DESCRIPTION OF THE TASK> Put the lines of the items below, from the line with "settings-section: Settings Update" up to and including the line with "dashboard-grid-icon bbox=[15, 119, 37, 141]", into a Markdown table with the columns Row and Entry. Number each row and leave out blank lines.
** Begin PROVIDED RECORDS **
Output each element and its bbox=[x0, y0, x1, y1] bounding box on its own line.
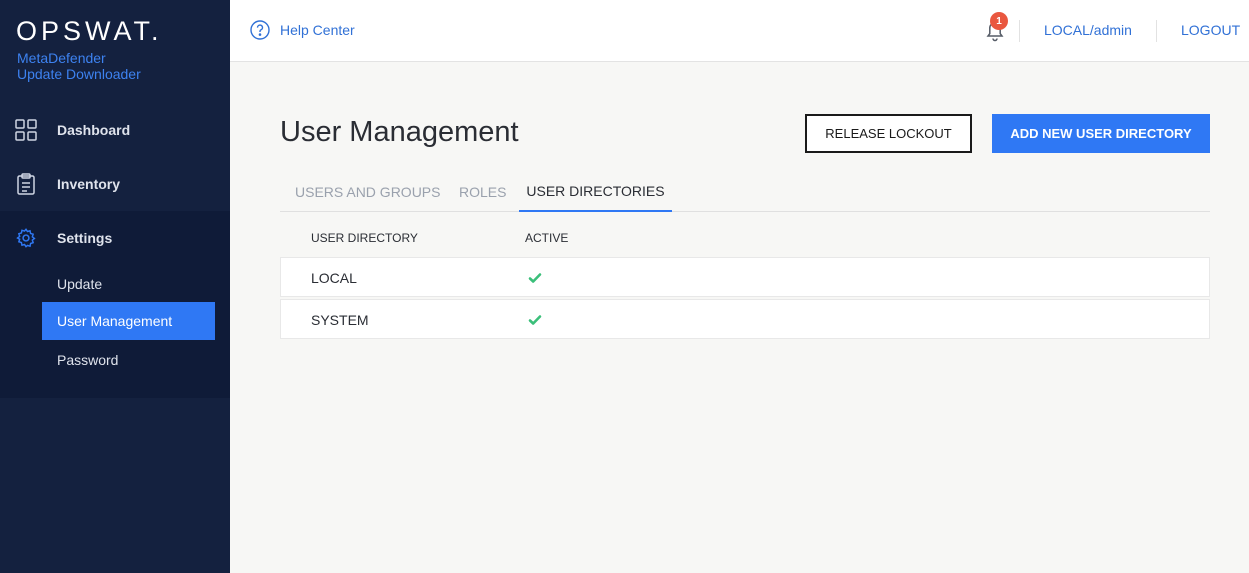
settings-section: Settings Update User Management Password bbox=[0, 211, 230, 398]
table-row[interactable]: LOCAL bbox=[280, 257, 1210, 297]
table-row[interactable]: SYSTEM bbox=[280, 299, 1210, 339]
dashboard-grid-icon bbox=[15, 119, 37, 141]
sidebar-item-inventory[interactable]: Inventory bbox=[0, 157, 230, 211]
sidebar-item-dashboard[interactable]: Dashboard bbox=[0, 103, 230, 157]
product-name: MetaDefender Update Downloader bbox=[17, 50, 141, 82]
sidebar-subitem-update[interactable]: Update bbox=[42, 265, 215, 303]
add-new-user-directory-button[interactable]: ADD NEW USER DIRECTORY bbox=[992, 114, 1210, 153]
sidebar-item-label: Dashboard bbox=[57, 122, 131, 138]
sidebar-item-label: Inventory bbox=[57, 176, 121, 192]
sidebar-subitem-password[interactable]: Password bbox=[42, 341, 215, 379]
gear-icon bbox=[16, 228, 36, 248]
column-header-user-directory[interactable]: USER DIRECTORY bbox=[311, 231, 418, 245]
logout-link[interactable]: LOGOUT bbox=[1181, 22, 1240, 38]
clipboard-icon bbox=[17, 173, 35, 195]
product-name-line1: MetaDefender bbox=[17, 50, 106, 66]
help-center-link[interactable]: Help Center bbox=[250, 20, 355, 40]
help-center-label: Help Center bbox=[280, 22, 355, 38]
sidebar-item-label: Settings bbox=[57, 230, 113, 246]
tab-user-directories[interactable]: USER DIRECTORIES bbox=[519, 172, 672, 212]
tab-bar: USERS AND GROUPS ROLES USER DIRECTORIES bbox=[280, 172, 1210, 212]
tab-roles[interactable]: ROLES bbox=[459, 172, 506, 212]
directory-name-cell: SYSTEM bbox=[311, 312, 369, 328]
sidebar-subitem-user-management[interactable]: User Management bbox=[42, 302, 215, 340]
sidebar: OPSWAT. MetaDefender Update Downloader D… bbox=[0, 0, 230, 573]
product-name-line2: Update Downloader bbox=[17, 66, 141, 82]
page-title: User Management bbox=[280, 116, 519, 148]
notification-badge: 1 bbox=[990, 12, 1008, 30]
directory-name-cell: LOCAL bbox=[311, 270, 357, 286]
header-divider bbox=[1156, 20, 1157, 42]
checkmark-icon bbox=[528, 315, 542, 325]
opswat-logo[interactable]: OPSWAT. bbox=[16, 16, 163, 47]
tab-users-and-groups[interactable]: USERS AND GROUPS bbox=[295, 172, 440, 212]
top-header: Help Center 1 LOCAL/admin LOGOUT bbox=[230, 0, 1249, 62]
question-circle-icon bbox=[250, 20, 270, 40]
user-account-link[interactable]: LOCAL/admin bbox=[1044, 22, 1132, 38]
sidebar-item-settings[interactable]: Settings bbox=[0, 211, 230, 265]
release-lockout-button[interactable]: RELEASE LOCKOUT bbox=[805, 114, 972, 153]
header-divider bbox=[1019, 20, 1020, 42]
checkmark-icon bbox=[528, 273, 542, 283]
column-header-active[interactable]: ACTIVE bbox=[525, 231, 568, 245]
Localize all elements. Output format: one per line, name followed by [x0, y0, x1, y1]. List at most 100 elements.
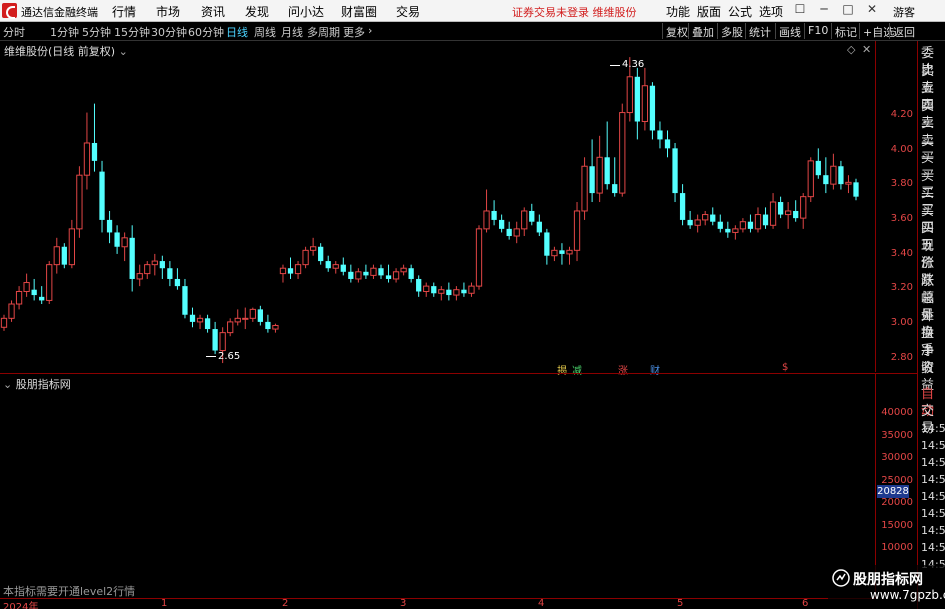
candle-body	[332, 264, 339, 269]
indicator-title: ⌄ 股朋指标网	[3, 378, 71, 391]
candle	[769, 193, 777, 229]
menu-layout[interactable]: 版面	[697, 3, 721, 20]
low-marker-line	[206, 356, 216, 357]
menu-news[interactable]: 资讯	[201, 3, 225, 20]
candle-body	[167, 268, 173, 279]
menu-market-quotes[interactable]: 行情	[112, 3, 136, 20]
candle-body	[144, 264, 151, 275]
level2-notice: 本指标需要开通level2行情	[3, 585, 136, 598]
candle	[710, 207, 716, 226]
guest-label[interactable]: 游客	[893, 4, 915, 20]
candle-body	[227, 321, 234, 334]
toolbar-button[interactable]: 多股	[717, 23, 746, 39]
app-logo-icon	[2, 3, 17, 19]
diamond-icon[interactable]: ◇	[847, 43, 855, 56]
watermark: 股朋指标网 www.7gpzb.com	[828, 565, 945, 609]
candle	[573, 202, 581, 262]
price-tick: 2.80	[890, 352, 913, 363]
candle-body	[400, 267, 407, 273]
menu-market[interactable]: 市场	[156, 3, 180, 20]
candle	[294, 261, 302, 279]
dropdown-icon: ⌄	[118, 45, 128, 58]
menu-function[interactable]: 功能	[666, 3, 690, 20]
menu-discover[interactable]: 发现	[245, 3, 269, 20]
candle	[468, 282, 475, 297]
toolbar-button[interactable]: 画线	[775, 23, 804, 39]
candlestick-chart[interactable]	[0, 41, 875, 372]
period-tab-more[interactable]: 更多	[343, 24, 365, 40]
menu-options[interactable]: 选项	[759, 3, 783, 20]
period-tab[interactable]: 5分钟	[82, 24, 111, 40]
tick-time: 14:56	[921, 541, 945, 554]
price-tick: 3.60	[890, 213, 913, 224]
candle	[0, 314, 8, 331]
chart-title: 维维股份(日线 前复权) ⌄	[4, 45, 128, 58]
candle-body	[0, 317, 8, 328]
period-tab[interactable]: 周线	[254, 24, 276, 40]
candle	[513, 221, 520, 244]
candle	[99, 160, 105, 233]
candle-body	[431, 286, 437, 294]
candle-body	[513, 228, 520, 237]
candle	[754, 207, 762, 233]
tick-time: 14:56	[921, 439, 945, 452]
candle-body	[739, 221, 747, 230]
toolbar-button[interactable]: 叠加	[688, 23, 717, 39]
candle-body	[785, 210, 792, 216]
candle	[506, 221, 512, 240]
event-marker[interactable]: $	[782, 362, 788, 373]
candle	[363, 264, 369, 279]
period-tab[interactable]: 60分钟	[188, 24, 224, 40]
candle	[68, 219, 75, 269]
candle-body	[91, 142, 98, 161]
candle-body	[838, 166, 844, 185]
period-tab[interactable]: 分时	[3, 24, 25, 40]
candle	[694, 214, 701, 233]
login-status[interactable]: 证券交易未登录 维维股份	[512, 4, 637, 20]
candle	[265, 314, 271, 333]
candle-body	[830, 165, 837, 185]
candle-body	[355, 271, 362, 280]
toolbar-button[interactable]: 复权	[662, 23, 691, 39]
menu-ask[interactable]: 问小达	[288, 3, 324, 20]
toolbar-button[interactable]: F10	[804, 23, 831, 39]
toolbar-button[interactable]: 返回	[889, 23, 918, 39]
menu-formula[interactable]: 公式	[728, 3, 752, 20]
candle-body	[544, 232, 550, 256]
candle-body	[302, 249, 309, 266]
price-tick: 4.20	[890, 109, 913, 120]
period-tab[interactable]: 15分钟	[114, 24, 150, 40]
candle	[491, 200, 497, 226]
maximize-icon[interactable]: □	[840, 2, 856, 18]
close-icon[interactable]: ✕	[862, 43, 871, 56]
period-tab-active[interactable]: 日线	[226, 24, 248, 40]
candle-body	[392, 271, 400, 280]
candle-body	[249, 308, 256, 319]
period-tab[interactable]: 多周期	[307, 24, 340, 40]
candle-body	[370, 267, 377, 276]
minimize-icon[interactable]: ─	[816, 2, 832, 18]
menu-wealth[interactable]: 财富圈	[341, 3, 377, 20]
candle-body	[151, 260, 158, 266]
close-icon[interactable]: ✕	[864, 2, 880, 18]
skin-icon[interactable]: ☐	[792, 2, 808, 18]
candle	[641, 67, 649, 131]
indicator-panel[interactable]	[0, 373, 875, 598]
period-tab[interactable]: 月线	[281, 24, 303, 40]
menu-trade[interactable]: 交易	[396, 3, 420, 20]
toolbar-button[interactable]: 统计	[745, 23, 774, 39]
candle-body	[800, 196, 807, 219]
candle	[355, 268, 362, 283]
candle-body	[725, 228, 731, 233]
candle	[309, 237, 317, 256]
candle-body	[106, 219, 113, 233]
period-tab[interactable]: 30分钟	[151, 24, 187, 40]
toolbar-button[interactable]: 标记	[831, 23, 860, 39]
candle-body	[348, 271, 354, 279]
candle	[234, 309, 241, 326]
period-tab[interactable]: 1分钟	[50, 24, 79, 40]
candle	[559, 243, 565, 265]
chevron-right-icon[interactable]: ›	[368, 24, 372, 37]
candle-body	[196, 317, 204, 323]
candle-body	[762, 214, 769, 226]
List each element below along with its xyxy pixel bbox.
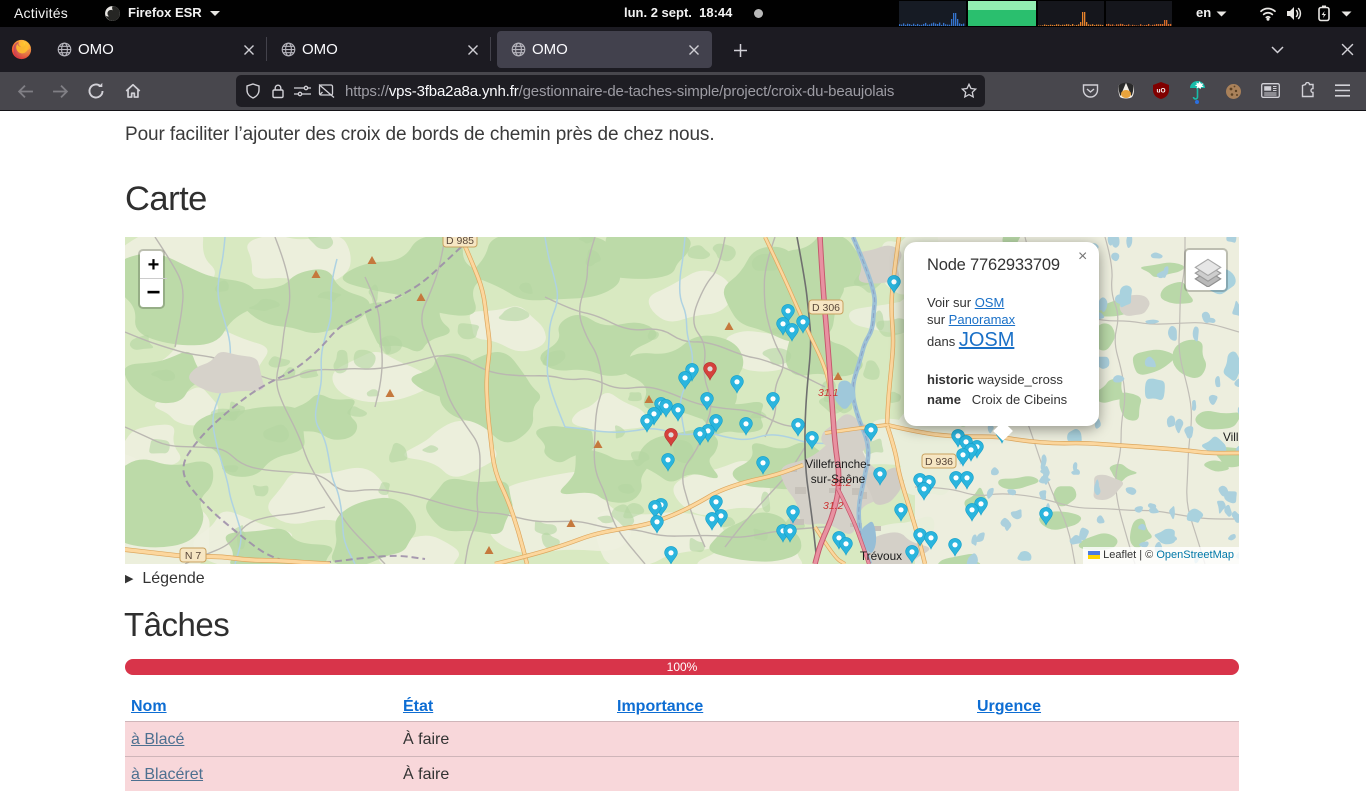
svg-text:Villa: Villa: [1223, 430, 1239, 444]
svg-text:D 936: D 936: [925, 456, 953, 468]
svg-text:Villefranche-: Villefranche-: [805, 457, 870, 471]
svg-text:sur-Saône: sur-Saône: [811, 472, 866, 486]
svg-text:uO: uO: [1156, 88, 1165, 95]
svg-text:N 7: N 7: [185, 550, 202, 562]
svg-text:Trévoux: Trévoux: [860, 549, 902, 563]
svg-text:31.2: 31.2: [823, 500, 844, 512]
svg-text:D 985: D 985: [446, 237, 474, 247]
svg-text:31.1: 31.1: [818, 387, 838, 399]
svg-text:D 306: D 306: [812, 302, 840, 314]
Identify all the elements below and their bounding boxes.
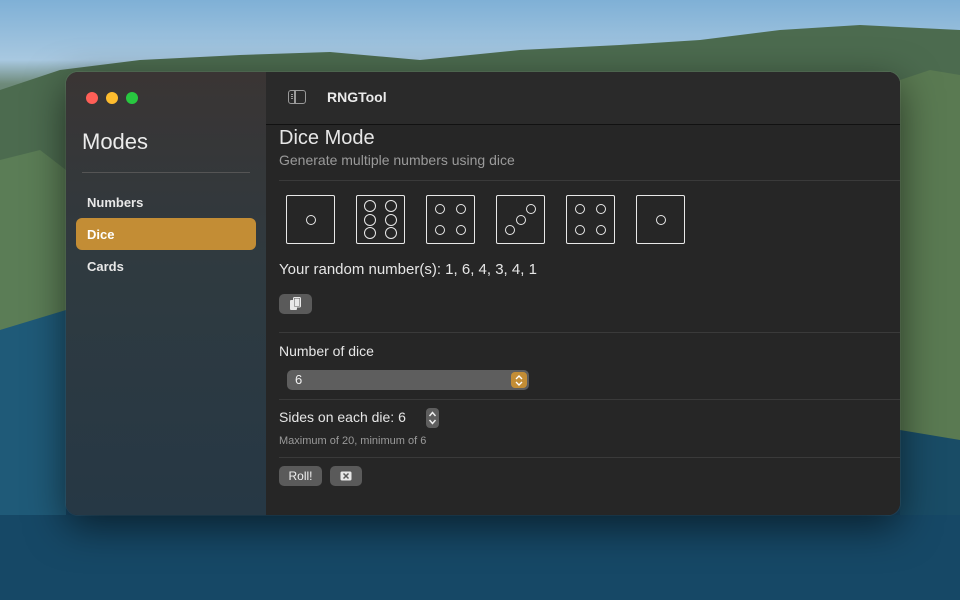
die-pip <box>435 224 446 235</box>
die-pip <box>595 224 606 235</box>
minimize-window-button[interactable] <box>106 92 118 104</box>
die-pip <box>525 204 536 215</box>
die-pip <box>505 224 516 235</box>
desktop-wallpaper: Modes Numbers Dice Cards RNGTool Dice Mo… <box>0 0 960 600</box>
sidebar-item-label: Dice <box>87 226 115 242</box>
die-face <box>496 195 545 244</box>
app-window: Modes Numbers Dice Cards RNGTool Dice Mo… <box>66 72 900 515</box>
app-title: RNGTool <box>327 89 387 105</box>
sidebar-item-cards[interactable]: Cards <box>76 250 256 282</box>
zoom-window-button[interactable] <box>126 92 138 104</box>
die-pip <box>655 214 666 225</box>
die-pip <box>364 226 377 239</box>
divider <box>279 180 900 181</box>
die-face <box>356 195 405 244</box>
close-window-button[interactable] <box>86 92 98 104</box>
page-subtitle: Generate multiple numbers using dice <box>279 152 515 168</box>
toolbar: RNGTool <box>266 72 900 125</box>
** End PROVIDED RECORDS **
WRITTEN RESPONSE>
| Row | Entry |
|---|---|
| 1 | settings-section: Settings Update User Management Password bbox=[0, 211, 230, 398] |
| 2 | table-row[interactable]: LOCAL bbox=[280, 257, 1210, 297] |
| 3 | table-row[interactable]: SYSTEM bbox=[280, 299, 1210, 339] |
| 4 | dashboard-grid-icon bbox=[15, 119, 37, 141] |